Reading down the listing below, count the lines where the word "wabarokatuh" shows up, then give only that count.

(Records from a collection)
────────────────────

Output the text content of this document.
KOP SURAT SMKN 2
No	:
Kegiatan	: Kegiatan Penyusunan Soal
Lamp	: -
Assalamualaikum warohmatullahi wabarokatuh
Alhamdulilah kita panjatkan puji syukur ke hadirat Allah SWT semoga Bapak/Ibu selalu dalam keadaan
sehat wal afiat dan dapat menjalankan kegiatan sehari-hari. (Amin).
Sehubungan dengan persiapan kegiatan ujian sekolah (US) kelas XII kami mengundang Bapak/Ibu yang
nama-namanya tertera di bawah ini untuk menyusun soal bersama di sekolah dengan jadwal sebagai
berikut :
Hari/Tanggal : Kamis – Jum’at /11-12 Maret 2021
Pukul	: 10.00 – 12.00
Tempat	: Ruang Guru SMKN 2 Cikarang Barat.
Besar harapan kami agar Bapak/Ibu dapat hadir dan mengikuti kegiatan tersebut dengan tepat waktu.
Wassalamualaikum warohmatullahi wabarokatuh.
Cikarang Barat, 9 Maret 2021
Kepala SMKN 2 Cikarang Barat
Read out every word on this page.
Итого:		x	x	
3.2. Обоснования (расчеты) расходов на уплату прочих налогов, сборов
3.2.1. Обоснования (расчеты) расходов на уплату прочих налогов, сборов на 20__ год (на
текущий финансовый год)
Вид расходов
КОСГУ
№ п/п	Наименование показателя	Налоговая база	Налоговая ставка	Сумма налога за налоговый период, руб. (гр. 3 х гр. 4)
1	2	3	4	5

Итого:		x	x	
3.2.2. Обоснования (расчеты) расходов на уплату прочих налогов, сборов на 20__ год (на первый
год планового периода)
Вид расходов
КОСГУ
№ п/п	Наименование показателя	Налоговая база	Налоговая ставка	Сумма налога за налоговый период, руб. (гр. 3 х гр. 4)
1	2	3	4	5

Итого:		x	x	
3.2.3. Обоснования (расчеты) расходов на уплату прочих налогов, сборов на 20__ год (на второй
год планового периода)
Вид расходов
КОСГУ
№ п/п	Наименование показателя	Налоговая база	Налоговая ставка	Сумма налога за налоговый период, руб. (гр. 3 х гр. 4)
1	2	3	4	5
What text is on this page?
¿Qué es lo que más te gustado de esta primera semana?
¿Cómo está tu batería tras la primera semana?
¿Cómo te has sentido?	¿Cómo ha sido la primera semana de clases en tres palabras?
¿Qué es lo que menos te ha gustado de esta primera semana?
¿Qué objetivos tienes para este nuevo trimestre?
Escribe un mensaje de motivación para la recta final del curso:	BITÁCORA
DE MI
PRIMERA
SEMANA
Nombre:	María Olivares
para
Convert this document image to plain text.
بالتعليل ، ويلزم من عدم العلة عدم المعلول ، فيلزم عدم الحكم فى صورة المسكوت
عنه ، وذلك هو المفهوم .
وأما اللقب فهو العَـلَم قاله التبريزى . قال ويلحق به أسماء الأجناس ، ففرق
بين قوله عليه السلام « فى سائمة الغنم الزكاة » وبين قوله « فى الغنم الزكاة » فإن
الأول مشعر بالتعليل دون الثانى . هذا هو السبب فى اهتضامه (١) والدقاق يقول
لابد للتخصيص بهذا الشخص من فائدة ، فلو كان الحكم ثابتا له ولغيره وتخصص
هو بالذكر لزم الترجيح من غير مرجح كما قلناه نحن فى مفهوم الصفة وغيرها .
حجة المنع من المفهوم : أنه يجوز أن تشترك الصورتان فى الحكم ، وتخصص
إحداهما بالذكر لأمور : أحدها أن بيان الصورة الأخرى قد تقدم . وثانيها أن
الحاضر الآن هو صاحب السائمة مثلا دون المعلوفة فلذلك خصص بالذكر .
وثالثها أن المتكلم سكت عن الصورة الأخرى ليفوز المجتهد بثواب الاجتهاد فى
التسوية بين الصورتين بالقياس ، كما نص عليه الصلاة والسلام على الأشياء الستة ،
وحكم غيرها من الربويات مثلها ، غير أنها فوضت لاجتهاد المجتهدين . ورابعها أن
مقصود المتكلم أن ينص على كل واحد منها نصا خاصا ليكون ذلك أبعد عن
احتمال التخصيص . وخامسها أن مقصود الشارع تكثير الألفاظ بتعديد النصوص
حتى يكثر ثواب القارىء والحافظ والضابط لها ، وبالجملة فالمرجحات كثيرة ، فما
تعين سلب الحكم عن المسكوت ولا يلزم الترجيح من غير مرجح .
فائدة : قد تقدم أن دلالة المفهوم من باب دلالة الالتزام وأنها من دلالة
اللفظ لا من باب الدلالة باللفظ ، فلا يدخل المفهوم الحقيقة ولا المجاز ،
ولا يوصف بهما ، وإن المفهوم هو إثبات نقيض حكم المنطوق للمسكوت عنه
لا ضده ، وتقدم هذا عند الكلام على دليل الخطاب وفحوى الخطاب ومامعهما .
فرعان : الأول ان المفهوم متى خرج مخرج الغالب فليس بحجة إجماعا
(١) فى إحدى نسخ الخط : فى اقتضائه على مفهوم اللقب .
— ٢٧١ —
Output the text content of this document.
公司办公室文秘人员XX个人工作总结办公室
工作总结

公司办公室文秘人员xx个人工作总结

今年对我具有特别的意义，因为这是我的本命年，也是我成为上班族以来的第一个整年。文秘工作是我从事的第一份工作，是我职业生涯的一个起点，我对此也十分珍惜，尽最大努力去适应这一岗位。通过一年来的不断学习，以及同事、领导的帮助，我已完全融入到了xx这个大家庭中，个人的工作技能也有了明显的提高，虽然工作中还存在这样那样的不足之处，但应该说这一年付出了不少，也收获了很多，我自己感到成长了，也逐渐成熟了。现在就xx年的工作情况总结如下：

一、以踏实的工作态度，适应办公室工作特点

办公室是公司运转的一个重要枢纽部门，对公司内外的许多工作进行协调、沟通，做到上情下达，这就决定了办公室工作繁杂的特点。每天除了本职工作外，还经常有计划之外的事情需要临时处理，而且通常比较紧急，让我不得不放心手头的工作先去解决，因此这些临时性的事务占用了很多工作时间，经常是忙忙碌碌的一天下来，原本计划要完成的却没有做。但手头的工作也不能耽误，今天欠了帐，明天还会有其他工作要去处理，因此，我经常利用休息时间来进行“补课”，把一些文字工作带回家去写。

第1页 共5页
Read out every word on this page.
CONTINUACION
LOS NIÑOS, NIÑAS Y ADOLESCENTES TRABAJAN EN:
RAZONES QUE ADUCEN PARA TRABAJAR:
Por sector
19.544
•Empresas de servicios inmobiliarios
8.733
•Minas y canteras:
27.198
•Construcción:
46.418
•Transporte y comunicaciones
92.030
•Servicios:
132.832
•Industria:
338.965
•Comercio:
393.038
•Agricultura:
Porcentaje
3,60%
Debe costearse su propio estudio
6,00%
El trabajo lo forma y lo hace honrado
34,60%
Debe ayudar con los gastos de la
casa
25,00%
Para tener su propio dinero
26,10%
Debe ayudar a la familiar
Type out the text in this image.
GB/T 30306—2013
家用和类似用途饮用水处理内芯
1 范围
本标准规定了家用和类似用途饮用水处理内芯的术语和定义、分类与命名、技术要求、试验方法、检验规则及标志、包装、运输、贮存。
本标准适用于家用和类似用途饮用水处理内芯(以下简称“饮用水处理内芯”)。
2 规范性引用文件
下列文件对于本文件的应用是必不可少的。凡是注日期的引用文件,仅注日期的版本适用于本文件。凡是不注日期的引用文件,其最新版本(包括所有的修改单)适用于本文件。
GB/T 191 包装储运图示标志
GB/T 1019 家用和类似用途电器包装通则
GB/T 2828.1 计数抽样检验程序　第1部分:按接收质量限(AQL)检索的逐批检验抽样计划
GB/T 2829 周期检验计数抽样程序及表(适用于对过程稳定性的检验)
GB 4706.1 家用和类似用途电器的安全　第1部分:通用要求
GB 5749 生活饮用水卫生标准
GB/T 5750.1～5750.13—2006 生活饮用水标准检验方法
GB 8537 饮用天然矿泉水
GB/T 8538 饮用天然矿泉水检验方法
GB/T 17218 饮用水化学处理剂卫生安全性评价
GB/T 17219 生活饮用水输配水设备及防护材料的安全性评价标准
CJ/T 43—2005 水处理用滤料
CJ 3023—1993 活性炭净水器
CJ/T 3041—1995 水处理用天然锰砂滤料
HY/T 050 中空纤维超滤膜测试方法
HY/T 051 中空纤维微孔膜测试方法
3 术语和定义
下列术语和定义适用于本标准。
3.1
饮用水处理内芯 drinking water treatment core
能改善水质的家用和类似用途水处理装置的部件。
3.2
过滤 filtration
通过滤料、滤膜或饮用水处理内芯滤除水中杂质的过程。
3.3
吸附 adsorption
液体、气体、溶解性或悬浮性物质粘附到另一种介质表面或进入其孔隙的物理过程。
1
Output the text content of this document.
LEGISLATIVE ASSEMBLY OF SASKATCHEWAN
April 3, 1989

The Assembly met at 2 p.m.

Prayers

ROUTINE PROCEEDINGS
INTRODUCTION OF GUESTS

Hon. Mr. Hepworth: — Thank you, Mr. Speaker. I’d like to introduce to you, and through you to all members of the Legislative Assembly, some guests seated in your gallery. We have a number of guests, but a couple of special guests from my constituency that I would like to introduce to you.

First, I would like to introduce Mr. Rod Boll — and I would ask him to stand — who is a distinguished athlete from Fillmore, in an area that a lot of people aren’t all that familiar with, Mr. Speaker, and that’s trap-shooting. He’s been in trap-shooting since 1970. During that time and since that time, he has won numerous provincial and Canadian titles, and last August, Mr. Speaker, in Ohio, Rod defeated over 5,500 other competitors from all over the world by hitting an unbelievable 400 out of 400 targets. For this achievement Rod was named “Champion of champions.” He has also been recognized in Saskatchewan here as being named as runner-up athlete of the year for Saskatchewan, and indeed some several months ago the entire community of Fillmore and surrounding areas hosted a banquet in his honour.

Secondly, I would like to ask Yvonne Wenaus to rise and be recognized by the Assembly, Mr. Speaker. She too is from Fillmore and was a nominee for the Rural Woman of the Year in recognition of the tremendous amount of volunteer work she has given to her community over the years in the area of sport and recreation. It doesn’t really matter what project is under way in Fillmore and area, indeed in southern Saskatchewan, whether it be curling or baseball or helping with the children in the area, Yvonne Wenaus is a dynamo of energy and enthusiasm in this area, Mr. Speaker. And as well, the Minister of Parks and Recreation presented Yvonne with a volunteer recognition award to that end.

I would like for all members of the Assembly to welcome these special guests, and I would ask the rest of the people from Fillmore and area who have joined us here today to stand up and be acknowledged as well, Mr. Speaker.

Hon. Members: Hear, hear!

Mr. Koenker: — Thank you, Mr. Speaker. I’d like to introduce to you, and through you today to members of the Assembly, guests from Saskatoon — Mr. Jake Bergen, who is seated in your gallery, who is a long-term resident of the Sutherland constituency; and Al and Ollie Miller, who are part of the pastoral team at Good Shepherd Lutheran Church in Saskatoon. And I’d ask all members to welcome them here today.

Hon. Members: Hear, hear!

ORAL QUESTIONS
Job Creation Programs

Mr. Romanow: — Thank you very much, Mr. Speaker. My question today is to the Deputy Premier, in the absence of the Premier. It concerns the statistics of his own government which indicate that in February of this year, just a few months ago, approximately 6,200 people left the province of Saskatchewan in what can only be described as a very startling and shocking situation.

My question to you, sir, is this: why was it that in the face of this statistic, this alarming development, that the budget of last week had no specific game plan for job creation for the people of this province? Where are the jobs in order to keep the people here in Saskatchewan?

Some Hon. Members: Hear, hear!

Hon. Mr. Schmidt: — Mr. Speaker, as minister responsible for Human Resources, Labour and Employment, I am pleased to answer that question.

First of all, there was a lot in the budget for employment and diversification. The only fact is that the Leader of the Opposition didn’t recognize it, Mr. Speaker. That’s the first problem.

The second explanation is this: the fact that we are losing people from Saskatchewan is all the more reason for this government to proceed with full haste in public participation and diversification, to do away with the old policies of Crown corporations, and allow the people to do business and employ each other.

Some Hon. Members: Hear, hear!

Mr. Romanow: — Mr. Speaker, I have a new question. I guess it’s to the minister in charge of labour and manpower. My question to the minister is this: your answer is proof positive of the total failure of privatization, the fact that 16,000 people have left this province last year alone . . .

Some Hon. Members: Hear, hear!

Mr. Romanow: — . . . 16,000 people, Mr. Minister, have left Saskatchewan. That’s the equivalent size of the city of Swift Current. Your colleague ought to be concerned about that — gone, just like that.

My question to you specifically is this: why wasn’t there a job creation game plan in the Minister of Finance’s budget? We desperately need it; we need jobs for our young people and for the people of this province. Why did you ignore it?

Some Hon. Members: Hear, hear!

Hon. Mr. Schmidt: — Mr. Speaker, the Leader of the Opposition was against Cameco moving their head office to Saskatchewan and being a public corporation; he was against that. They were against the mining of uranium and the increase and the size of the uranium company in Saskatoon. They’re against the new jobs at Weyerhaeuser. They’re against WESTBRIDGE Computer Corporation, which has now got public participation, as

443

────────────────────

WRITTEN SOLUTION: 2